[Raw data]
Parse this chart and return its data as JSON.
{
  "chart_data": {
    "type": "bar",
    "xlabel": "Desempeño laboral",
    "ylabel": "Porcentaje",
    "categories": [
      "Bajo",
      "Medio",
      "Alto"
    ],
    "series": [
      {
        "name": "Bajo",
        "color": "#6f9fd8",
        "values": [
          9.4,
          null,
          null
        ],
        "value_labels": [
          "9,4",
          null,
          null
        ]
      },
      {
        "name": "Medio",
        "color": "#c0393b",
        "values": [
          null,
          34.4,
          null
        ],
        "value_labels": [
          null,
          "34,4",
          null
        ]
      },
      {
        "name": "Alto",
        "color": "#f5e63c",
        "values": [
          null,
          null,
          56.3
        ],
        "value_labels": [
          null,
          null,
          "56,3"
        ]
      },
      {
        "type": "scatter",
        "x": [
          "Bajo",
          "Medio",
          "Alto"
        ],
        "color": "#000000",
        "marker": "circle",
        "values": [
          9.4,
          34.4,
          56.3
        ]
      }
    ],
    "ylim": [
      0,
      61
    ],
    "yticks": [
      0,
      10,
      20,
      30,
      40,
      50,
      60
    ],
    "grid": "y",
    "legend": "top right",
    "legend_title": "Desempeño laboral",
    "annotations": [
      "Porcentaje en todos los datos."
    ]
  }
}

[Directions] Gather up every line in the data above that contains the word "Desempeño", copying each one.

[Written answer]
    "xlabel": "Desempeño laboral",
    "legend_title": "Desempeño laboral",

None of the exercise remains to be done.